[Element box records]
========================================================================

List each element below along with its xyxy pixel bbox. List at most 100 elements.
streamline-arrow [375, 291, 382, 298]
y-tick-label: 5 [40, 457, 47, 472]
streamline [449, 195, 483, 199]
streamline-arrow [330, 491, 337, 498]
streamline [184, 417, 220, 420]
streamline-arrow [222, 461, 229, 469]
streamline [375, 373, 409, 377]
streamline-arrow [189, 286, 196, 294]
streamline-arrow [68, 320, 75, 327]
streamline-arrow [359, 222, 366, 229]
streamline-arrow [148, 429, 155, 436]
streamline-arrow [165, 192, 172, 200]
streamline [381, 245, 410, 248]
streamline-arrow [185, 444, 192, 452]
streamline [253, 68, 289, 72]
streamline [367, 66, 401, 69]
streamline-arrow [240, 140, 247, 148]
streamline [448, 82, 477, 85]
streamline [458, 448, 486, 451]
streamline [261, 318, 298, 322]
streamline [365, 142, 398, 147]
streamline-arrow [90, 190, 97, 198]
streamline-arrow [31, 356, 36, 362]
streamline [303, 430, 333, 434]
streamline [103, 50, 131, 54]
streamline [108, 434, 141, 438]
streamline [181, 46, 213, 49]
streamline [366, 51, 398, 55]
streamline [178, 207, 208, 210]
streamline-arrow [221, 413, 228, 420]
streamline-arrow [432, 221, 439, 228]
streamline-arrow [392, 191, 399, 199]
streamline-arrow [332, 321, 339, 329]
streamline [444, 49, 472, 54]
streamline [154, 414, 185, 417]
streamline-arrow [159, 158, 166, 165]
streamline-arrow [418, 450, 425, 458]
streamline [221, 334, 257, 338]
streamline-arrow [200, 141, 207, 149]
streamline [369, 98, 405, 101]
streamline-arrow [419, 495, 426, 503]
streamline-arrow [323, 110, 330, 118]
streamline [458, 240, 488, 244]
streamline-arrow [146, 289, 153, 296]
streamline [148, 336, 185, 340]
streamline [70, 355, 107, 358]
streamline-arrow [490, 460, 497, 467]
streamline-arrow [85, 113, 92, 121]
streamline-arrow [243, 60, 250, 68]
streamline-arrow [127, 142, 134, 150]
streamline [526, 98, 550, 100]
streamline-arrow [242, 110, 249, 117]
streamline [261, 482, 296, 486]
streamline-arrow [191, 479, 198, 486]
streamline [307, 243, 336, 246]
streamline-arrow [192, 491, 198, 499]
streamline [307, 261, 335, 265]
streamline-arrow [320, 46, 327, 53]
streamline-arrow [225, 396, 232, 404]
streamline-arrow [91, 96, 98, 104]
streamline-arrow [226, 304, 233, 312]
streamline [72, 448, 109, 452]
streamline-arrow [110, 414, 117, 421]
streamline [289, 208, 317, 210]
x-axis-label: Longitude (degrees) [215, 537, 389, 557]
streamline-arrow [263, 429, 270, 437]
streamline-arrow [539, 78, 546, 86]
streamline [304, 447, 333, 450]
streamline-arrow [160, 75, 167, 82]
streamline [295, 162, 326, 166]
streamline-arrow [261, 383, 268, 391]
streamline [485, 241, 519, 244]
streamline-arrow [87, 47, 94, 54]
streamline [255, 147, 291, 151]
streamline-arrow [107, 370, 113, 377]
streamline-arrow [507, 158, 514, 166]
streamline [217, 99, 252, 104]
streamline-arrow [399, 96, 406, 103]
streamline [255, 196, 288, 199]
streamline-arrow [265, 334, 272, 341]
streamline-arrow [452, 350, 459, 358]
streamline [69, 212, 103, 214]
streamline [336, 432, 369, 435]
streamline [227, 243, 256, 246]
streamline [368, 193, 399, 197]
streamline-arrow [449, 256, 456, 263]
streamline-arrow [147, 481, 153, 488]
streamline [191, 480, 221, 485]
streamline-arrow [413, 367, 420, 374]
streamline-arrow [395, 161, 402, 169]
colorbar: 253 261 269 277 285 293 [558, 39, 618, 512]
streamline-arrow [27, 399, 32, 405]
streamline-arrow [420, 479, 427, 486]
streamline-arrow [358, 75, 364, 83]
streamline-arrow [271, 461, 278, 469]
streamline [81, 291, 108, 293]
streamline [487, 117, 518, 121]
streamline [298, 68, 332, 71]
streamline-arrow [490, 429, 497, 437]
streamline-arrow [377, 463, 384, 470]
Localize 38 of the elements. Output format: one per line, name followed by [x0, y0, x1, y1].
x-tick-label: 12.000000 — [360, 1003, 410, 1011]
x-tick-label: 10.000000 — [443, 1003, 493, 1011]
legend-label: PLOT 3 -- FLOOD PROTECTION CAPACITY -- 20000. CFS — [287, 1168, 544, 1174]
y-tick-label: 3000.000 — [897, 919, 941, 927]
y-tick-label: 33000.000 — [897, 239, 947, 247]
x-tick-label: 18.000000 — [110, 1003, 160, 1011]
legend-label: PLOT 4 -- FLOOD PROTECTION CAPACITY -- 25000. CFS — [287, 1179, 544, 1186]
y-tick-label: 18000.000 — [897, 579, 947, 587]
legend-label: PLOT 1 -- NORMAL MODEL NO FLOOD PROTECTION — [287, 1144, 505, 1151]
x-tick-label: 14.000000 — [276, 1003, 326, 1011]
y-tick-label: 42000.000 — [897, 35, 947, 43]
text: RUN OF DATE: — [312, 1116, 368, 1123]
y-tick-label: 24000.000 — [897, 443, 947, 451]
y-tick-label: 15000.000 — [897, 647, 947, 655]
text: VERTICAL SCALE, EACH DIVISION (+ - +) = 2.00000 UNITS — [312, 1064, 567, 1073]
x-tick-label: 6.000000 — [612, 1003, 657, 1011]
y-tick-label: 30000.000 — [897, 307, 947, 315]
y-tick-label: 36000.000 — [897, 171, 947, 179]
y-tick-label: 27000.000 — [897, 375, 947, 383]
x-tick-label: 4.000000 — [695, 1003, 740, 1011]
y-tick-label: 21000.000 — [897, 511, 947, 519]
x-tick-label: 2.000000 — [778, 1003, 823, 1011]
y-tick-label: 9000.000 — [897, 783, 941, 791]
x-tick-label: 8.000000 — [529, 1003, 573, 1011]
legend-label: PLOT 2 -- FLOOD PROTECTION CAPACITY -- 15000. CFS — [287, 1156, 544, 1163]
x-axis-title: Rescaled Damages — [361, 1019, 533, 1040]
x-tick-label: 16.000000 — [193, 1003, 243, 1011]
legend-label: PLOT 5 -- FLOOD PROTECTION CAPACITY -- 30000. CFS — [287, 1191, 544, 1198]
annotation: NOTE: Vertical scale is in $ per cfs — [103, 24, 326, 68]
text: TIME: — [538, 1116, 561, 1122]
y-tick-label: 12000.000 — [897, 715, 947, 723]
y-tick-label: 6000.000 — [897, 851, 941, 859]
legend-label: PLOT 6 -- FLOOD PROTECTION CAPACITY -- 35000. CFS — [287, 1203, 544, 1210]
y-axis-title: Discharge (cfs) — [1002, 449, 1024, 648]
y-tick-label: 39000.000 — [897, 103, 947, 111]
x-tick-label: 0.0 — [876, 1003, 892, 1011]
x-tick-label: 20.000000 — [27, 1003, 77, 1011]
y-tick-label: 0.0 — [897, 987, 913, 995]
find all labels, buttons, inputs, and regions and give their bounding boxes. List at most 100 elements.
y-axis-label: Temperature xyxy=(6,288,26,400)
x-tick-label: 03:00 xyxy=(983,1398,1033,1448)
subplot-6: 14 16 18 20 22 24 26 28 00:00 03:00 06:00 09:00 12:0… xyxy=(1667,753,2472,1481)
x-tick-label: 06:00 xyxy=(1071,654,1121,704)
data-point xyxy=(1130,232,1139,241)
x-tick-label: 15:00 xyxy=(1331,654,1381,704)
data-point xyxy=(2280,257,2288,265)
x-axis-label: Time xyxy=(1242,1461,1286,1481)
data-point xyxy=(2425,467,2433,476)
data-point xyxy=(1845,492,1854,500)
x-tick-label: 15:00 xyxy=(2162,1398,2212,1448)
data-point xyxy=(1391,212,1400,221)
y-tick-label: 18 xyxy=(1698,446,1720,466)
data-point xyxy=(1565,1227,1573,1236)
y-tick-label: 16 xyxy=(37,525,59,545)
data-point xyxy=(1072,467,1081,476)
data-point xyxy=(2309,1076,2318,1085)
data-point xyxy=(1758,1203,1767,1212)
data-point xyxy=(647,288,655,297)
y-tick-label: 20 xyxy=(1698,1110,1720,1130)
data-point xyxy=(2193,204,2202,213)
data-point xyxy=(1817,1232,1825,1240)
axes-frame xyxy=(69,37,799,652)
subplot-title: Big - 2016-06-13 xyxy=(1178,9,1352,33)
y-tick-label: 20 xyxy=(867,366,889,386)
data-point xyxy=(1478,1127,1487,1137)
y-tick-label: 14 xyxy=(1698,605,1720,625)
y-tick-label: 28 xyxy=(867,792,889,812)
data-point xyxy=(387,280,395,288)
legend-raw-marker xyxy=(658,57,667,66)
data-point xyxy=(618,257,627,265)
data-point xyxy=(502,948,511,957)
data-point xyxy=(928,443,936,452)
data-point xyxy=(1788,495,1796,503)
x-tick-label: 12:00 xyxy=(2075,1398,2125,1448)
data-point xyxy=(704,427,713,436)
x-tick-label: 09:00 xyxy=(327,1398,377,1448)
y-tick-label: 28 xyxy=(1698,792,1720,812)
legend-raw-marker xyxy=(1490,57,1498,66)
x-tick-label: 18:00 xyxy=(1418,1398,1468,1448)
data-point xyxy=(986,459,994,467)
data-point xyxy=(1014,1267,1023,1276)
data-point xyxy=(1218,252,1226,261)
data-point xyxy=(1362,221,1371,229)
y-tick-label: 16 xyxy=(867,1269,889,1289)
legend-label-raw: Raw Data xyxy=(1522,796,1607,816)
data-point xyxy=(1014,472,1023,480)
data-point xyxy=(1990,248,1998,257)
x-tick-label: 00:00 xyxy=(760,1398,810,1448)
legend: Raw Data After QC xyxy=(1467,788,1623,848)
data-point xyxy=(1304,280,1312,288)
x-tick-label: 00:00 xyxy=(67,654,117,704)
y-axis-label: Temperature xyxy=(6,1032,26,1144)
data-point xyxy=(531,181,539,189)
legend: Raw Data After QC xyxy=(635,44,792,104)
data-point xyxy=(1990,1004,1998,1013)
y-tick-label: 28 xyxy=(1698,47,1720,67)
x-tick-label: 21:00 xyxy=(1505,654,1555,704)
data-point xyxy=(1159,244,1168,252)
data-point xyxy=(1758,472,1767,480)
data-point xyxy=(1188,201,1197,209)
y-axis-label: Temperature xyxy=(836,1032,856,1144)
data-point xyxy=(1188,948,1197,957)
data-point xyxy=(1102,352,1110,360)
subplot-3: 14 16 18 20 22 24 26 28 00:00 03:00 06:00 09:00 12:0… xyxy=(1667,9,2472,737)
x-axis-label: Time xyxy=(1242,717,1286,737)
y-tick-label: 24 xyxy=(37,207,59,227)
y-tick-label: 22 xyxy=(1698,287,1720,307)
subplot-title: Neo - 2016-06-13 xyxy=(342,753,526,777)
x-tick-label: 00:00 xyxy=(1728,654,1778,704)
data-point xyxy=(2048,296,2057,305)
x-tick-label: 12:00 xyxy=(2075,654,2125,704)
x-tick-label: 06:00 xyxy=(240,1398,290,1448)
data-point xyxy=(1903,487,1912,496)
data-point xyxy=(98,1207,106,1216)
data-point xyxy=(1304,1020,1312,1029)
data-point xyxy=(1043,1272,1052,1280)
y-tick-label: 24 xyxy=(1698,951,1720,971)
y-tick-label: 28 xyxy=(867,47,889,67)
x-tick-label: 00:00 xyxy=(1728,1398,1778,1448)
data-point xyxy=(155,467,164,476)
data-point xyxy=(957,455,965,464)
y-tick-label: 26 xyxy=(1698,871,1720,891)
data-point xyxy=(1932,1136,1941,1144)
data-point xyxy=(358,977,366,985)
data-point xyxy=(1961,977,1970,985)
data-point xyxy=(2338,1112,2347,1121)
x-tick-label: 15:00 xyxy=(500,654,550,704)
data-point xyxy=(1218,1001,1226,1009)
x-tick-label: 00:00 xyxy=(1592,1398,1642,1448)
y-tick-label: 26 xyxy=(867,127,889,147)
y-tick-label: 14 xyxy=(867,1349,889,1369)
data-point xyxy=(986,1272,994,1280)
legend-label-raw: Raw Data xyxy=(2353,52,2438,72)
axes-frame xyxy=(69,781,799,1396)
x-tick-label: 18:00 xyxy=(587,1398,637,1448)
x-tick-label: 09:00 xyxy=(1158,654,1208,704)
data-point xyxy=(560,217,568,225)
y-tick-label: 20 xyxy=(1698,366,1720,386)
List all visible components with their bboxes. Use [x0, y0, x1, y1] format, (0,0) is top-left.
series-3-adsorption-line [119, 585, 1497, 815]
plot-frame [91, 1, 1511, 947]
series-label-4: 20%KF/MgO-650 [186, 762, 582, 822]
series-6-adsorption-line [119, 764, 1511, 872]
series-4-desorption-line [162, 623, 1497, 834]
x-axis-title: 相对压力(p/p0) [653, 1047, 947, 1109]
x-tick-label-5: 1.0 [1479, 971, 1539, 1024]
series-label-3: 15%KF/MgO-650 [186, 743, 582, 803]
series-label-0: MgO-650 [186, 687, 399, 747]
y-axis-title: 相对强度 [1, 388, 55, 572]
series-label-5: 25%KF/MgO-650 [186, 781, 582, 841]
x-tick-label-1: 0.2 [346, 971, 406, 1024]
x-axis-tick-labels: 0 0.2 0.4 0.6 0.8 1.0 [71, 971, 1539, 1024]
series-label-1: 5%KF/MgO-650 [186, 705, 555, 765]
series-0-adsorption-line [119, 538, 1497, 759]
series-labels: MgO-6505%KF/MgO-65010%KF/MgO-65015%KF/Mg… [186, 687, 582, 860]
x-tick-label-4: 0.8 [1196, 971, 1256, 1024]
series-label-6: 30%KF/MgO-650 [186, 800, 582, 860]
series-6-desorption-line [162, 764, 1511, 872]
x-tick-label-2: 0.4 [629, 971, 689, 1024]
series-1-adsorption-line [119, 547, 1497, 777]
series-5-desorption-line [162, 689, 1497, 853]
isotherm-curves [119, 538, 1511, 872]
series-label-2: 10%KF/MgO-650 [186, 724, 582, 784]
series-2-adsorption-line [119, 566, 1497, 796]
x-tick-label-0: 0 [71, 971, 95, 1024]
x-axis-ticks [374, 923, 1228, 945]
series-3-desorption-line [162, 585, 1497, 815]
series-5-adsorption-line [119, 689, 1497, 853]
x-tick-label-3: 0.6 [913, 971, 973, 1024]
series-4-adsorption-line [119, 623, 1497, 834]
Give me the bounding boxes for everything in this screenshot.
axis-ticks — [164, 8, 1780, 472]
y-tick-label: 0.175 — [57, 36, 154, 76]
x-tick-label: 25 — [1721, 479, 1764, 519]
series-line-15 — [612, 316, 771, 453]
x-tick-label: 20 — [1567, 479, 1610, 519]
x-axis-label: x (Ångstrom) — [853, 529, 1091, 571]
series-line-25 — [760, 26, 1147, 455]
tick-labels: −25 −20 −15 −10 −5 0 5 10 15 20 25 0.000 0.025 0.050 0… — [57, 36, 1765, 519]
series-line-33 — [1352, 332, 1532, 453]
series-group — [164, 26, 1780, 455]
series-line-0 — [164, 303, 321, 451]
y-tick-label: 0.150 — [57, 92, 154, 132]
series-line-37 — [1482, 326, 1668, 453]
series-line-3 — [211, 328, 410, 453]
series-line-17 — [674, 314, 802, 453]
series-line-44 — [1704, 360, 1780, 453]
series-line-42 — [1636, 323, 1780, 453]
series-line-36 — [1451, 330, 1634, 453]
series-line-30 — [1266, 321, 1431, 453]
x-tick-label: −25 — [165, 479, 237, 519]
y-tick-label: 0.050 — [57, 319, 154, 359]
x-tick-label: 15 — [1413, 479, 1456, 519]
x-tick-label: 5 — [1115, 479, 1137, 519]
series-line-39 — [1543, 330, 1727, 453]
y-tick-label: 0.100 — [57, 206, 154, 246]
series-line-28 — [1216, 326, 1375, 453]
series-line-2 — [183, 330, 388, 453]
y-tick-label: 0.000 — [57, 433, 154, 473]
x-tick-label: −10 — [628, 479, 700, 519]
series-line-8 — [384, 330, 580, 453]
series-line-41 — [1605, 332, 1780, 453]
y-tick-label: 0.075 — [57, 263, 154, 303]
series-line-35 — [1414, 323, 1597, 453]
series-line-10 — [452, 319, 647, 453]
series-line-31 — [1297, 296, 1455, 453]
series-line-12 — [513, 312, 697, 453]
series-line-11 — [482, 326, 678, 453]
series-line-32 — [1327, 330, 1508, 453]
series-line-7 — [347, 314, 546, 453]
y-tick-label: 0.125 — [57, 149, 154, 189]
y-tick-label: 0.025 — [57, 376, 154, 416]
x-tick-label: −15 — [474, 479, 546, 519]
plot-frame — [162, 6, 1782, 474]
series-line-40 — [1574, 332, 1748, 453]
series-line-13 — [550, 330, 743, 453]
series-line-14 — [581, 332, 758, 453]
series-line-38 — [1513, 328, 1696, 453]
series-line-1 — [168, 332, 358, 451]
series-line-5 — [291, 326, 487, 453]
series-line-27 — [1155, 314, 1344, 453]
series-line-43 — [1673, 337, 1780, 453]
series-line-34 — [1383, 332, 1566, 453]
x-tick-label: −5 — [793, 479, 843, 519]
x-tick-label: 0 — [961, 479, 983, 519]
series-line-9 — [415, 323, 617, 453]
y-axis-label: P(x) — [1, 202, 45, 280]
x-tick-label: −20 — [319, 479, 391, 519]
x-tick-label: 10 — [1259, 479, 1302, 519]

========================================================================

Exercise: Update the lines from the first one through the line with "streamline-arrow [159, 158, 166, 165]", replacing "y-tick-label" with "y-axis-tick-label" and leaving everything else unchanged.

Expected answer:
List each element below along with its xyxy pixel bbox. List at most 100 elements.
streamline-arrow [375, 291, 382, 298]
y-axis-tick-label: 5 [40, 457, 47, 472]
streamline [449, 195, 483, 199]
streamline-arrow [330, 491, 337, 498]
streamline [184, 417, 220, 420]
streamline-arrow [222, 461, 229, 469]
streamline [375, 373, 409, 377]
streamline-arrow [189, 286, 196, 294]
streamline-arrow [68, 320, 75, 327]
streamline-arrow [359, 222, 366, 229]
streamline-arrow [148, 429, 155, 436]
streamline-arrow [165, 192, 172, 200]
streamline [381, 245, 410, 248]
streamline-arrow [185, 444, 192, 452]
streamline [253, 68, 289, 72]
streamline [367, 66, 401, 69]
streamline-arrow [240, 140, 247, 148]
streamline [448, 82, 477, 85]
streamline [458, 448, 486, 451]
streamline [261, 318, 298, 322]
streamline [365, 142, 398, 147]
streamline-arrow [90, 190, 97, 198]
streamline-arrow [31, 356, 36, 362]
streamline [303, 430, 333, 434]
streamline [103, 50, 131, 54]
streamline [108, 434, 141, 438]
streamline [181, 46, 213, 49]
streamline [366, 51, 398, 55]
streamline [178, 207, 208, 210]
streamline-arrow [221, 413, 228, 420]
streamline-arrow [432, 221, 439, 228]
streamline-arrow [392, 191, 399, 199]
streamline-arrow [332, 321, 339, 329]
streamline [444, 49, 472, 54]
streamline [154, 414, 185, 417]
streamline-arrow [159, 158, 166, 165]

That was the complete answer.